------ DATASET
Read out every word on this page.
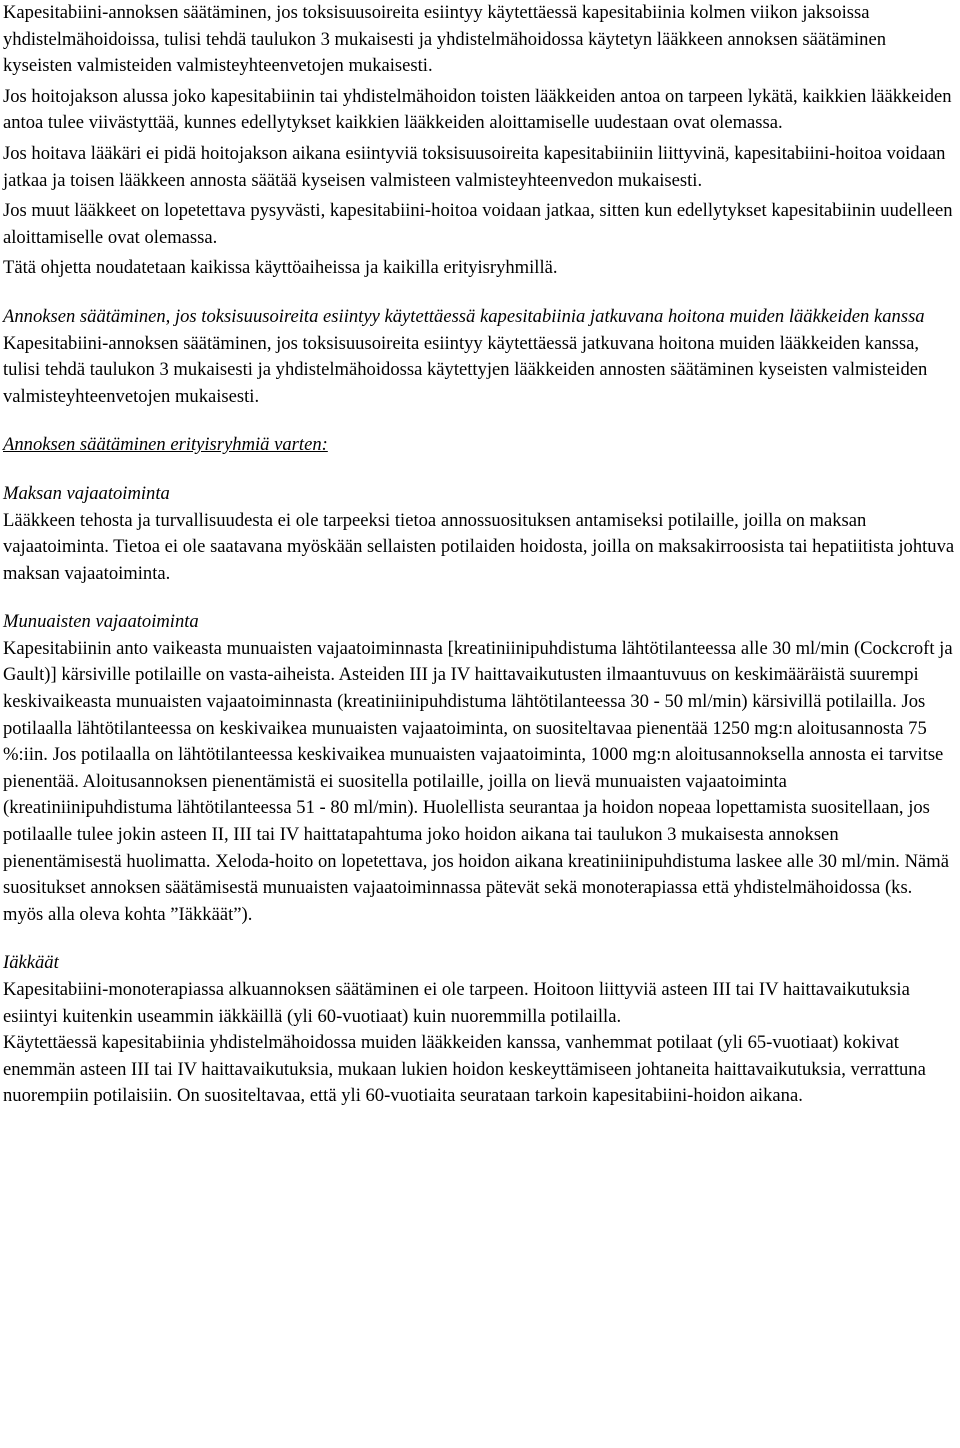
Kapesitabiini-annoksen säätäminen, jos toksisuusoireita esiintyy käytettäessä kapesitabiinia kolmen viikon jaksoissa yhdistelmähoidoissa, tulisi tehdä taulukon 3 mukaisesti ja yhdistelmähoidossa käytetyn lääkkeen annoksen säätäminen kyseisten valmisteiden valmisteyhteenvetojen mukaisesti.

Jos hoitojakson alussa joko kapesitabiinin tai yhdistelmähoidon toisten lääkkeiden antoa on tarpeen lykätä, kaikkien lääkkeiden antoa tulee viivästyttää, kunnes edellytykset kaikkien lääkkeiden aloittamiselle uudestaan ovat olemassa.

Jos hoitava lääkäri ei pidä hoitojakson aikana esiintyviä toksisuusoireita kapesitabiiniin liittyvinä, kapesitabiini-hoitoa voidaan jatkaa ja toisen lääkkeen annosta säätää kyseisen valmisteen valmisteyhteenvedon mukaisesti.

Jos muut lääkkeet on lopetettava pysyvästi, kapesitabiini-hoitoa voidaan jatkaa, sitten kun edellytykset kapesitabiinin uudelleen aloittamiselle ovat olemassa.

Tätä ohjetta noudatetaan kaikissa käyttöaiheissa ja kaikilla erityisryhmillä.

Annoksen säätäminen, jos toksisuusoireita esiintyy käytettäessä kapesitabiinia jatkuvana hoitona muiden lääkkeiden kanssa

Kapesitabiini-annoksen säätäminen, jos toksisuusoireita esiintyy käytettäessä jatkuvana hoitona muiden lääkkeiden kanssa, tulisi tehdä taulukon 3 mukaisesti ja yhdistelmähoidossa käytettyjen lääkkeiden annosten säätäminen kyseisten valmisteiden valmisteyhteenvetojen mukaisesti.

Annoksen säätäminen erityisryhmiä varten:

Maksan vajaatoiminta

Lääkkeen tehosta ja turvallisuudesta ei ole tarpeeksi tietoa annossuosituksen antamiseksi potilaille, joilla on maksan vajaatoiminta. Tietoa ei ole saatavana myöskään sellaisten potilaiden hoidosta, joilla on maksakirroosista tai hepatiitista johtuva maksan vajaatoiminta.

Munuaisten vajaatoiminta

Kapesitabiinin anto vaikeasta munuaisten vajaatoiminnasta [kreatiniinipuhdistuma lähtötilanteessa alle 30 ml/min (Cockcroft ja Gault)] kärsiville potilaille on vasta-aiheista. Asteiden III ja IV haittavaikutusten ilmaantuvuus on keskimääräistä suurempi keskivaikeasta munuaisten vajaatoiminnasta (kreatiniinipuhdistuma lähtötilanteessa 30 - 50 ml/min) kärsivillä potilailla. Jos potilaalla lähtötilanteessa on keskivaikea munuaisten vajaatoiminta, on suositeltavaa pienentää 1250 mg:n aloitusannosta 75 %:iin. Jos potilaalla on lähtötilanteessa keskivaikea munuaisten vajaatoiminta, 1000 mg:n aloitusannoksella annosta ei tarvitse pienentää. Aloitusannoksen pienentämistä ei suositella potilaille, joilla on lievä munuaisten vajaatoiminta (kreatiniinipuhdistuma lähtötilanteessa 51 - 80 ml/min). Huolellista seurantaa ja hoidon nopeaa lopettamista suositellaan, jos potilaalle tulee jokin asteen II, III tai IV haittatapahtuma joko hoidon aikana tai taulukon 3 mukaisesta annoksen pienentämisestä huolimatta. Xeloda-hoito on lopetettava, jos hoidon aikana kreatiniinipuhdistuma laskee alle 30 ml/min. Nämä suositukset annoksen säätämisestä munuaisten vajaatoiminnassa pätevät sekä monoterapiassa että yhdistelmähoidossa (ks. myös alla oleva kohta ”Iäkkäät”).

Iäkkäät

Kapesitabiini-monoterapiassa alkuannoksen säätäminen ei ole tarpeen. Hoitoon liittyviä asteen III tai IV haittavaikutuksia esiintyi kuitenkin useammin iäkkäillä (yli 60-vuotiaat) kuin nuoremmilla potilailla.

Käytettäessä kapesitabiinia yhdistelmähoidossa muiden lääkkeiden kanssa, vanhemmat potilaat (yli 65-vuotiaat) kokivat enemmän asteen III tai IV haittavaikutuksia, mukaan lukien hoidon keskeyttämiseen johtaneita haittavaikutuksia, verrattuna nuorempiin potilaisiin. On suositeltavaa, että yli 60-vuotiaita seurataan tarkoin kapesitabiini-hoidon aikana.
------------
------ DATASET
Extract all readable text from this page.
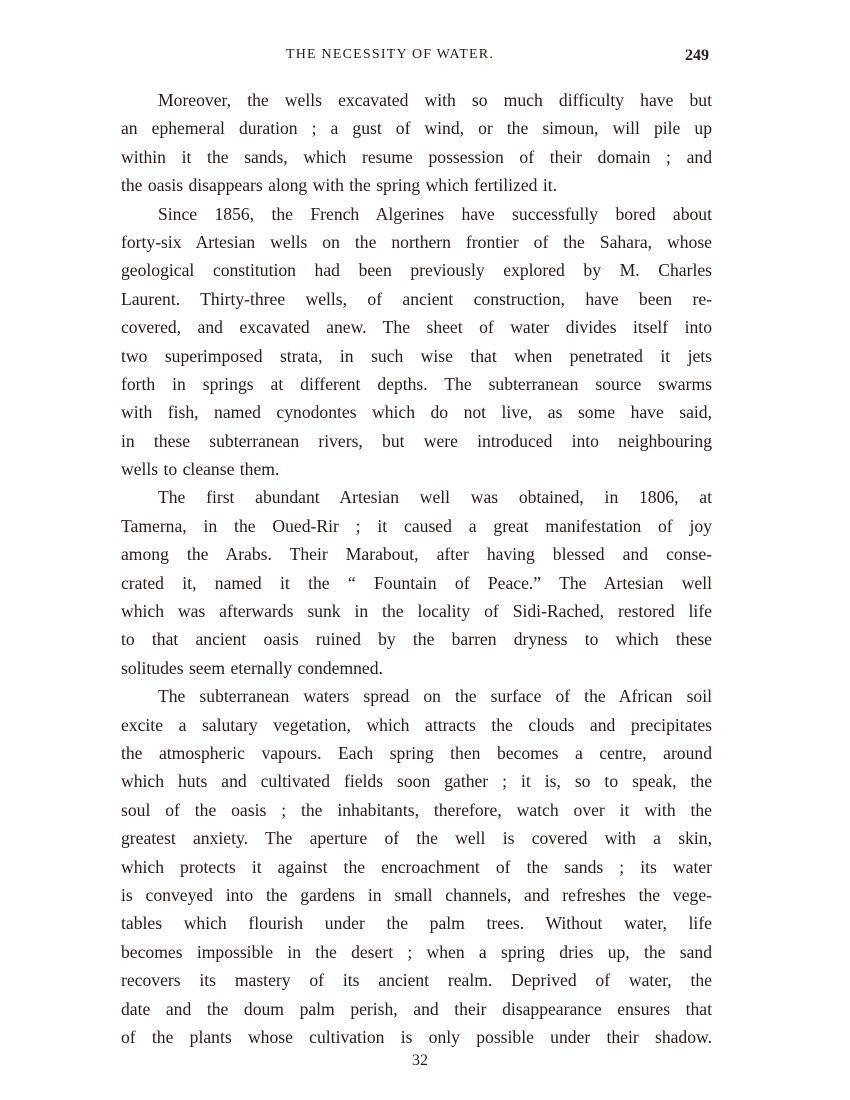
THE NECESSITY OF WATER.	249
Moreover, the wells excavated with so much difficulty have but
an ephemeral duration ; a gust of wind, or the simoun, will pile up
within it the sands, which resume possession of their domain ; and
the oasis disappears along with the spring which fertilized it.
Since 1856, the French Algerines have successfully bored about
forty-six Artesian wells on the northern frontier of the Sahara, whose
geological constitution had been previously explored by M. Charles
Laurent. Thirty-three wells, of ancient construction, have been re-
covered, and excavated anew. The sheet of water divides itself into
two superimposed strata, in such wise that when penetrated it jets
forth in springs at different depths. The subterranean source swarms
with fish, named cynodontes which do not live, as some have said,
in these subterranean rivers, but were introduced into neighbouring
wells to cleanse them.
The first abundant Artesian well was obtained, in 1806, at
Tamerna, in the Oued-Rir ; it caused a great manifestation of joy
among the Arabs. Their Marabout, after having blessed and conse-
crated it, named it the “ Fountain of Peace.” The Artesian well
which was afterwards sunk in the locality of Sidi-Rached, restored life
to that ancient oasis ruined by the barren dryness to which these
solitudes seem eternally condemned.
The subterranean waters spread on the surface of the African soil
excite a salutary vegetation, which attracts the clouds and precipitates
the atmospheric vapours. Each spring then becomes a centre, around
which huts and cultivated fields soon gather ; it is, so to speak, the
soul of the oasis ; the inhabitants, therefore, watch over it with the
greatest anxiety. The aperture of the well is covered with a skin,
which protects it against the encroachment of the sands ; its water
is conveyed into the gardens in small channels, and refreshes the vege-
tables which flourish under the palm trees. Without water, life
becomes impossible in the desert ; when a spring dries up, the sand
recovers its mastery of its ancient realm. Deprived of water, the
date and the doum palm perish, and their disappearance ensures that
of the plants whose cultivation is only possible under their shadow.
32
------------
• EXERCISE GOAL: Of all the lines in the material above, how many contain the word "been"? Give only the count.

• FINAL ANSWER: 2